Figure data in JSON
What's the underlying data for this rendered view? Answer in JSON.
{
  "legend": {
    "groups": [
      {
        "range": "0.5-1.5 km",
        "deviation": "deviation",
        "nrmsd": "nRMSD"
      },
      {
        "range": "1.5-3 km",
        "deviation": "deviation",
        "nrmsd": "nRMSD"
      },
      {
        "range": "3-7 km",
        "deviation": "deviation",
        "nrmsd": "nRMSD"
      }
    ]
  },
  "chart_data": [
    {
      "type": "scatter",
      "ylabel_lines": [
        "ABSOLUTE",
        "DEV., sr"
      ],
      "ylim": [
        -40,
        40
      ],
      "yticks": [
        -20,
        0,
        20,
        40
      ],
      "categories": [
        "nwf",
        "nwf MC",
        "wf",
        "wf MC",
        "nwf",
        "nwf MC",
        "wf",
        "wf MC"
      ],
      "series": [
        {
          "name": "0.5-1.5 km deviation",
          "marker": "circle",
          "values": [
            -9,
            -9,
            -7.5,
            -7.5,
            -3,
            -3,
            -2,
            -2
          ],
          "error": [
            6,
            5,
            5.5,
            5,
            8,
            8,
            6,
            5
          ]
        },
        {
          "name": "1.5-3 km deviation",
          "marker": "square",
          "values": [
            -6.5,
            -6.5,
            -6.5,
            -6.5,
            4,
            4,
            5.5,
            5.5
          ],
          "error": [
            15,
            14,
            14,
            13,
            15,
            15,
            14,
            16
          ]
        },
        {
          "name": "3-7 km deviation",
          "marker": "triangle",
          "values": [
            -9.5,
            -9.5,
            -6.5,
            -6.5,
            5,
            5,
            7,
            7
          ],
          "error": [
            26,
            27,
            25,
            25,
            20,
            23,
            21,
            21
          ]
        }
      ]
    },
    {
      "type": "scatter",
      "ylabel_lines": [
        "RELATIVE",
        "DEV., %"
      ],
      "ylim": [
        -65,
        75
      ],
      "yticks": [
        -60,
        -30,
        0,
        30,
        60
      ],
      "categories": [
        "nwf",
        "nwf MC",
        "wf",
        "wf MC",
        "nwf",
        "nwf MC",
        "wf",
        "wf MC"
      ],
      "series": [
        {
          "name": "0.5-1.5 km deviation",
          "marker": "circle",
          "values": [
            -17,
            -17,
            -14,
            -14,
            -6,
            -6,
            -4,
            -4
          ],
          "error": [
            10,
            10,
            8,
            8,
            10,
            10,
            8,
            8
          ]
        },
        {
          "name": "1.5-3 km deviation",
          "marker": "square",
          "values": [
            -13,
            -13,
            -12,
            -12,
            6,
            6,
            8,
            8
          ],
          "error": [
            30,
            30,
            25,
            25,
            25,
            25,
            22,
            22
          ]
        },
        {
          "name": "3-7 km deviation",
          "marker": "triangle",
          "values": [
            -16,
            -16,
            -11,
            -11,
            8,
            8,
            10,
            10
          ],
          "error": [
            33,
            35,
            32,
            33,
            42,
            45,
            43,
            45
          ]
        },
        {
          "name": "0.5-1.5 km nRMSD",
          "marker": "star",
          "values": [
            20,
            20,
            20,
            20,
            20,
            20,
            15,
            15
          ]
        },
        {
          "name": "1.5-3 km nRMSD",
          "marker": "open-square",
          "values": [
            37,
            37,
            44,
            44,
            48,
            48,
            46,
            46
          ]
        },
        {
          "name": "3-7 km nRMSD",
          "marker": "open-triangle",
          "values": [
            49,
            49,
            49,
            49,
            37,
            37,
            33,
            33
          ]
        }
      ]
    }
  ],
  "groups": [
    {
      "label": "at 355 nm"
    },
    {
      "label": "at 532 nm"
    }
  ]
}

- GOAL: Transcribe the records above exactly as they appear.

- SOLUTION TO THIS TASK:
What's the underlying data for this rendered view? Answer in JSON.
{
  "legend": {
    "groups": [
      {
        "range": "0.5-1.5 km",
        "deviation": "deviation",
        "nrmsd": "nRMSD"
      },
      {
        "range": "1.5-3 km",
        "deviation": "deviation",
        "nrmsd": "nRMSD"
      },
      {
        "range": "3-7 km",
        "deviation": "deviation",
        "nrmsd": "nRMSD"
      }
    ]
  },
  "chart_data": [
    {
      "type": "scatter",
      "ylabel_lines": [
        "ABSOLUTE",
        "DEV., sr"
      ],
      "ylim": [
        -40,
        40
      ],
      "yticks": [
        -20,
        0,
        20,
        40
      ],
      "categories": [
        "nwf",
        "nwf MC",
        "wf",
        "wf MC",
        "nwf",
        "nwf MC",
        "wf",
        "wf MC"
      ],
      "series": [
        {
          "name": "0.5-1.5 km deviation",
          "marker": "circle",
          "values": [
            -9,
            -9,
            -7.5,
            -7.5,
            -3,
            -3,
            -2,
            -2
          ],
          "error": [
            6,
            5,
            5.5,
            5,
            8,
            8,
            6,
            5
          ]
        },
        {
          "name": "1.5-3 km deviation",
          "marker": "square",
          "values": [
            -6.5,
            -6.5,
            -6.5,
            -6.5,
            4,
            4,
            5.5,
            5.5
          ],
          "error": [
            15,
            14,
            14,
            13,
            15,
            15,
            14,
            16
          ]
        },
        {
          "name": "3-7 km deviation",
          "marker": "triangle",
          "values": [
            -9.5,
            -9.5,
            -6.5,
            -6.5,
            5,
            5,
            7,
            7
          ],
          "error": [
            26,
            27,
            25,
            25,
            20,
            23,
            21,
            21
          ]
        }
      ]
    },
    {
      "type": "scatter",
      "ylabel_lines": [
        "RELATIVE",
        "DEV., %"
      ],
      "ylim": [
        -65,
        75
      ],
      "yticks": [
        -60,
        -30,
        0,
        30,
        60
      ],
      "categories": [
        "nwf",
        "nwf MC",
        "wf",
        "wf MC",
        "nwf",
        "nwf MC",
        "wf",
        "wf MC"
      ],
      "series": [
        {
          "name": "0.5-1.5 km deviation",
          "marker": "circle",
          "values": [
            -17,
            -17,
            -14,
            -14,
            -6,
            -6,
            -4,
            -4
          ],
          "error": [
            10,
            10,
            8,
            8,
            10,
            10,
            8,
            8
          ]
        },
        {
          "name": "1.5-3 km deviation",
          "marker": "square",
          "values": [
            -13,
            -13,
            -12,
            -12,
            6,
            6,
            8,
            8
          ],
          "error": [
            30,
            30,
            25,
            25,
            25,
            25,
            22,
            22
          ]
        },
        {
          "name": "3-7 km deviation",
          "marker": "triangle",
          "values": [
            -16,
            -16,
            -11,
            -11,
            8,
            8,
            10,
            10
          ],
          "error": [
            33,
            35,
            32,
            33,
            42,
            45,
            43,
            45
          ]
        },
        {
          "name": "0.5-1.5 km nRMSD",
          "marker": "star",
          "values": [
            20,
            20,
            20,
            20,
            20,
            20,
            15,
            15
          ]
        },
        {
          "name": "1.5-3 km nRMSD",
          "marker": "open-square",
          "values": [
            37,
            37,
            44,
            44,
            48,
            48,
            46,
            46
          ]
        },
        {
          "name": "3-7 km nRMSD",
          "marker": "open-triangle",
          "values": [
            49,
            49,
            49,
            49,
            37,
            37,
            33,
            33
          ]
        }
      ]
    }
  ],
  "groups": [
    {
      "label": "at 355 nm"
    },
    {
      "label": "at 532 nm"
    }
  ]
}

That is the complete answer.